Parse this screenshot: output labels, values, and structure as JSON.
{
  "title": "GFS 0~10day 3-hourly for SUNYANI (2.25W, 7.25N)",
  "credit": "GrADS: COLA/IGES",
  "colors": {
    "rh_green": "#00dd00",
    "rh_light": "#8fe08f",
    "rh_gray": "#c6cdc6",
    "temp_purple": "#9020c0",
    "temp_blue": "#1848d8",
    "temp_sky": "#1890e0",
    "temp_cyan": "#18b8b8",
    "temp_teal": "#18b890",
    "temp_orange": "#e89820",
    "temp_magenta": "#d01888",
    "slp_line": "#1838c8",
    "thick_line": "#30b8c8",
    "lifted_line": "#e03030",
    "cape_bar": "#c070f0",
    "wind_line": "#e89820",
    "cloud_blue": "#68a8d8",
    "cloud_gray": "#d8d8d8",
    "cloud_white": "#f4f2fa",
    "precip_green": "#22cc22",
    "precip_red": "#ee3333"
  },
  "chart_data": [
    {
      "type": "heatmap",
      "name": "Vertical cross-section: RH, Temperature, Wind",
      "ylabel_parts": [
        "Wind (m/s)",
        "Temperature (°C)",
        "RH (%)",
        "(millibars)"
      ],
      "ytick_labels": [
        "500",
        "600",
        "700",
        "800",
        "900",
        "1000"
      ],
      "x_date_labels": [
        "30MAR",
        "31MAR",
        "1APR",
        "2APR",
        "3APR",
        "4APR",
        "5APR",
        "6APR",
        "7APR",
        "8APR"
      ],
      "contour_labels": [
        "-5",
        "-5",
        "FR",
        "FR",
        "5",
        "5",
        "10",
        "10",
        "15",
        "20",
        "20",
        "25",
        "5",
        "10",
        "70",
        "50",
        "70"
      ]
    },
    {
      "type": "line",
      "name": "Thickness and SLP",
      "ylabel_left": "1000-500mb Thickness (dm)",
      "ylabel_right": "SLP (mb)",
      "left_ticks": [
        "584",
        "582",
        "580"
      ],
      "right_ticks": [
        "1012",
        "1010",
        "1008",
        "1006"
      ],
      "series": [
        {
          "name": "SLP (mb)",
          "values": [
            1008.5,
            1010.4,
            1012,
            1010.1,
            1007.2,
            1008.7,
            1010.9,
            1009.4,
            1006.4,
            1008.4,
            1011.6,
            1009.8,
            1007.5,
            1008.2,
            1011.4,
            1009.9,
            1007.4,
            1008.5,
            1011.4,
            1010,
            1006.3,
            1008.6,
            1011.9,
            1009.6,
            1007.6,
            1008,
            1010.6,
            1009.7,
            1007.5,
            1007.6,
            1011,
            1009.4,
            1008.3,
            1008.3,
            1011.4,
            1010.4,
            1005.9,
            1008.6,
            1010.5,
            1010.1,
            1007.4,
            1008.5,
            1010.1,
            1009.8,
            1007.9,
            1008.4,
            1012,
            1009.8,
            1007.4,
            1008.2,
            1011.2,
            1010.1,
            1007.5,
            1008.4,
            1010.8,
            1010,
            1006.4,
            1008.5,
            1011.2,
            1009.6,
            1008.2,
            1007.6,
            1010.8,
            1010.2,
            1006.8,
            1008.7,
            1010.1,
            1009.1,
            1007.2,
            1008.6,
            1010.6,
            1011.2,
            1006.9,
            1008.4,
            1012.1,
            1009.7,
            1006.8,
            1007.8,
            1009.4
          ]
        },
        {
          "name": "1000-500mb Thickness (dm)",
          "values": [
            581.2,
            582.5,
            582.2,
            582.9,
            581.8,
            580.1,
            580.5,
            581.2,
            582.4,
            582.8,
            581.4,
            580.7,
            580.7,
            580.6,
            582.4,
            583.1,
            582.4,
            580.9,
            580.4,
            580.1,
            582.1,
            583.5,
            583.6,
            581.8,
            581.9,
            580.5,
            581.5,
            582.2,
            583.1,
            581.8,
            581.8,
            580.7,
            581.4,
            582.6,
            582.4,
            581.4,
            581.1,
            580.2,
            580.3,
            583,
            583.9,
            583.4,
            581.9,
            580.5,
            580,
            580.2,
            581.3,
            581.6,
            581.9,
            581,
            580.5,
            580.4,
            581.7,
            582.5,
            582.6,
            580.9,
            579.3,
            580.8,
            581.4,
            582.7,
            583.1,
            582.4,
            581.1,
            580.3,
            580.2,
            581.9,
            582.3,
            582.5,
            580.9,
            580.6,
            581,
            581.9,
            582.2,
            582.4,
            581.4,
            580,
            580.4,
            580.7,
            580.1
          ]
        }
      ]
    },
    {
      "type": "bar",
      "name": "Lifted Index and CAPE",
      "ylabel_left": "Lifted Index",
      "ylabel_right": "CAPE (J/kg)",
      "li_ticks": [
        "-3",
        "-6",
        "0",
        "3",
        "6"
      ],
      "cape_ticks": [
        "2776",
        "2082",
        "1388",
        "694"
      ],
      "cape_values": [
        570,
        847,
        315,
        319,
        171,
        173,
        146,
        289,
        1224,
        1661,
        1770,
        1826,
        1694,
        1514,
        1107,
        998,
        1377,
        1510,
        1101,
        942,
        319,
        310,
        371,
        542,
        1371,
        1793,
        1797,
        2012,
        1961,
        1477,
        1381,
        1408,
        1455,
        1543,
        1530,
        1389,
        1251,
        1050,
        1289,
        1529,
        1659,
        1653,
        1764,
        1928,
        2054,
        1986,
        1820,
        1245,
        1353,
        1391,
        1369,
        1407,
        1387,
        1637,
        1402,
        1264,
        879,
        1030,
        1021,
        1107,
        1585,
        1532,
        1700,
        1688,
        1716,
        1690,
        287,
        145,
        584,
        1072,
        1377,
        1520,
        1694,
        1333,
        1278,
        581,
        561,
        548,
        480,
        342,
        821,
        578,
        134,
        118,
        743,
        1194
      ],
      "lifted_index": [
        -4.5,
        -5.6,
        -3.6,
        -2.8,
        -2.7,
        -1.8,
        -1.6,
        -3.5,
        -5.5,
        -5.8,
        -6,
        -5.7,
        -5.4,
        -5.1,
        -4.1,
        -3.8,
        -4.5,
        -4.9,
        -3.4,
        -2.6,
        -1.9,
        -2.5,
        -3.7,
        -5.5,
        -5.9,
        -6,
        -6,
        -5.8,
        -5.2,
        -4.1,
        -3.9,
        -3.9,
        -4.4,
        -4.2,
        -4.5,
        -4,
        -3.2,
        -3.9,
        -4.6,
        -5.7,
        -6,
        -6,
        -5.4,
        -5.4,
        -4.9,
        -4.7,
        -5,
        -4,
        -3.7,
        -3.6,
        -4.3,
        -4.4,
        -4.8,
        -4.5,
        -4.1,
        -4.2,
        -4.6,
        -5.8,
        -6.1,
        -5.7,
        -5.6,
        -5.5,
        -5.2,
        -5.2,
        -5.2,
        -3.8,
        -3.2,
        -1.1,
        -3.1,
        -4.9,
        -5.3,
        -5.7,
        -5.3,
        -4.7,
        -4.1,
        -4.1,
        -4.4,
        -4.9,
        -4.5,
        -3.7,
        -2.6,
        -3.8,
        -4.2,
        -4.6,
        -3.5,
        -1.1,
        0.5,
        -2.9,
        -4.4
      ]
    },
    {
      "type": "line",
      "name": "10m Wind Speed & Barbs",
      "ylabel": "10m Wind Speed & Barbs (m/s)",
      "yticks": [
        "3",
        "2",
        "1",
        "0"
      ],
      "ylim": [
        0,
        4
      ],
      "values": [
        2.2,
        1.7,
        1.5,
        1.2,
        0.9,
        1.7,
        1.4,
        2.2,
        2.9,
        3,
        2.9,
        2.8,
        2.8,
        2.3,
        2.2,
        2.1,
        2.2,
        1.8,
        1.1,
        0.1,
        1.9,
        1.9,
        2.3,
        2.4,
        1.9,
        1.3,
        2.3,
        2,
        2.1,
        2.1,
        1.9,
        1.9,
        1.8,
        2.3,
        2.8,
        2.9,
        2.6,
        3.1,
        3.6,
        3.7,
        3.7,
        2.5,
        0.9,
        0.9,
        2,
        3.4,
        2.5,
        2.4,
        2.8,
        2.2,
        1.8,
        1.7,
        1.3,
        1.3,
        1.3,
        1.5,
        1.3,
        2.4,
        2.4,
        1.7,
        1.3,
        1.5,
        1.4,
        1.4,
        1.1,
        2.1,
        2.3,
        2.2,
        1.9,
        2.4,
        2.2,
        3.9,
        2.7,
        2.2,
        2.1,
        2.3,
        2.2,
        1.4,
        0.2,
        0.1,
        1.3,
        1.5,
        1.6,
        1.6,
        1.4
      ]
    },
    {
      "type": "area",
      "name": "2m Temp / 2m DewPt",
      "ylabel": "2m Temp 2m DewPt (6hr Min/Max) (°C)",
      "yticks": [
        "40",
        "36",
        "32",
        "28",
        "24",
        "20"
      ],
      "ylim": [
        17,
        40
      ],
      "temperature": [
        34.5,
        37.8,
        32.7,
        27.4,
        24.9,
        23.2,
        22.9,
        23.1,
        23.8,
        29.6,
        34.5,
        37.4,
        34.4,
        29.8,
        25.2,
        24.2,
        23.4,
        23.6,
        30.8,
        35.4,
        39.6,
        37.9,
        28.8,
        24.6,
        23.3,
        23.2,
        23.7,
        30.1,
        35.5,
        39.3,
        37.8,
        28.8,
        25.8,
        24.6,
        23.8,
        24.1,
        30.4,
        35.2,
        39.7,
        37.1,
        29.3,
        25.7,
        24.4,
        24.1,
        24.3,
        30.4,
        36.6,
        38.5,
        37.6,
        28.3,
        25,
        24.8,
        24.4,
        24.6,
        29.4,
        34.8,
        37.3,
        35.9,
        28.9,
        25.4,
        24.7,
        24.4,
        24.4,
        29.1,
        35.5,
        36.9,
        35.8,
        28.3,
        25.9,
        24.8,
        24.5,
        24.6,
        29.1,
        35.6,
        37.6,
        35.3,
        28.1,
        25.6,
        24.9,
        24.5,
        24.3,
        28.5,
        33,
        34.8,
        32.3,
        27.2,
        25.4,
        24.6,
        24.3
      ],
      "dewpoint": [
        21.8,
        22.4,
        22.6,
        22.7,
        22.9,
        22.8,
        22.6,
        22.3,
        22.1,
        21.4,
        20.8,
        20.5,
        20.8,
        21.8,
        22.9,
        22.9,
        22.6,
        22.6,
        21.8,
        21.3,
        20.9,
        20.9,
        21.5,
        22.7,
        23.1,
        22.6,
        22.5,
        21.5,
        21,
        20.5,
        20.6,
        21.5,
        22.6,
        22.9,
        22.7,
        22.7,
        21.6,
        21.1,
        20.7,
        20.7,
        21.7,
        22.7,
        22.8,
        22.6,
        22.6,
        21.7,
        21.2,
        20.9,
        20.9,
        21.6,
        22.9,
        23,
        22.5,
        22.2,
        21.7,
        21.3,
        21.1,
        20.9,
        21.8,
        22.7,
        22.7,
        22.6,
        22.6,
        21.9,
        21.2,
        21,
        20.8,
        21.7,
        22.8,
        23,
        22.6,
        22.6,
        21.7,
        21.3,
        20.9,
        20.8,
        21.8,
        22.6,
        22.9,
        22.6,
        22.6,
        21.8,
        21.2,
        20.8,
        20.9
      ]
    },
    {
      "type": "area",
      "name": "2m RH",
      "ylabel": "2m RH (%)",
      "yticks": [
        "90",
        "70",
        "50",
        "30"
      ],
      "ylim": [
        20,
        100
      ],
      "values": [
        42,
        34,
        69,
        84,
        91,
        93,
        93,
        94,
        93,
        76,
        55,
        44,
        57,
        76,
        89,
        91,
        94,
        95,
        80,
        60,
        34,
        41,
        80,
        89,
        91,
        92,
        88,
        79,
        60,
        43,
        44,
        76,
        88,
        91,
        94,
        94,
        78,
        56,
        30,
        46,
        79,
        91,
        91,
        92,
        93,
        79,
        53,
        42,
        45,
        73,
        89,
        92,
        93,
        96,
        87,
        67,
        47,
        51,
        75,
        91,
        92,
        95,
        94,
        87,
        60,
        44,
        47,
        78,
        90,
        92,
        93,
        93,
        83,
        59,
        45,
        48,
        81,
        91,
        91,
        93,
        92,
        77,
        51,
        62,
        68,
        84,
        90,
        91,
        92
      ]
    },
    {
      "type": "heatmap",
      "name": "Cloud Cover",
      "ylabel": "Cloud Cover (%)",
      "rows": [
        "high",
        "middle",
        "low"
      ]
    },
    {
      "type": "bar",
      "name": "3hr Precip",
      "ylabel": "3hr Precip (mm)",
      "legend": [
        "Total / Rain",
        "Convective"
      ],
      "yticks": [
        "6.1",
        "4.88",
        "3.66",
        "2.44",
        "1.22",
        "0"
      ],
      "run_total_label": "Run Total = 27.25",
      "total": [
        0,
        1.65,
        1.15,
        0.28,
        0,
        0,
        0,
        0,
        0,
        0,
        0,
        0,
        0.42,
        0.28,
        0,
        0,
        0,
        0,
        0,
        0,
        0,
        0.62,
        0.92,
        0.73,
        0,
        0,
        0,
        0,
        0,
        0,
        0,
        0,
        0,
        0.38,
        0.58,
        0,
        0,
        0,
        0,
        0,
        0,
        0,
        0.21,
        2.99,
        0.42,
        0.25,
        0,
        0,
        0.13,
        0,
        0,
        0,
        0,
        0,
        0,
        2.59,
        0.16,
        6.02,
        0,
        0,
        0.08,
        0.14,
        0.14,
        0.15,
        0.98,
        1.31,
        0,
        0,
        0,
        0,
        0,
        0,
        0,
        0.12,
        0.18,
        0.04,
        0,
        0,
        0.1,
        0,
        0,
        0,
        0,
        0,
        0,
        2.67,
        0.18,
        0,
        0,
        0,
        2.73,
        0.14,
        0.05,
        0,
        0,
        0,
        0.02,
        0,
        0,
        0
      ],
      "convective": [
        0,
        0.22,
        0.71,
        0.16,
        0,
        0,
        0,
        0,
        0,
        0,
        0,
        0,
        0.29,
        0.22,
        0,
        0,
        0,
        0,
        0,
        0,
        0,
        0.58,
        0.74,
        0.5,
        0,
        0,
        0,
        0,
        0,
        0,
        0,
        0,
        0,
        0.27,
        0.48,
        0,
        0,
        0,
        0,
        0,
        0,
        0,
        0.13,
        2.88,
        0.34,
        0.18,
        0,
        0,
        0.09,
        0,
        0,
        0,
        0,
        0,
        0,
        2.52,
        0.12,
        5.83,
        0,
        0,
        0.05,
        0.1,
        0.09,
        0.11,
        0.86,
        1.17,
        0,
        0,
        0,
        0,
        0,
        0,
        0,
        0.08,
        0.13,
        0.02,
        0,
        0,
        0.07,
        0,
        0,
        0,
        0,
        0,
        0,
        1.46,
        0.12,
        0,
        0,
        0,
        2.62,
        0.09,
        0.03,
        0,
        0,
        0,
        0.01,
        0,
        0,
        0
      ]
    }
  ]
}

·····

BRIEF
Pick each line holding the word "name" out of the data and copy it.

FINAL ANSWER
      "name": "Vertical cross-section: RH, Temperature, Wind",
      "name": "Thickness and SLP",
          "name": "SLP (mb)",
          "name": "1000-500mb Thickness (dm)",
      "name": "Lifted Index and CAPE",
      "name": "10m Wind Speed & Barbs",
      "name": "2m Temp / 2m DewPt",
      "name": "2m RH",
      "name": "Cloud Cover",
      "name": "3hr Precip",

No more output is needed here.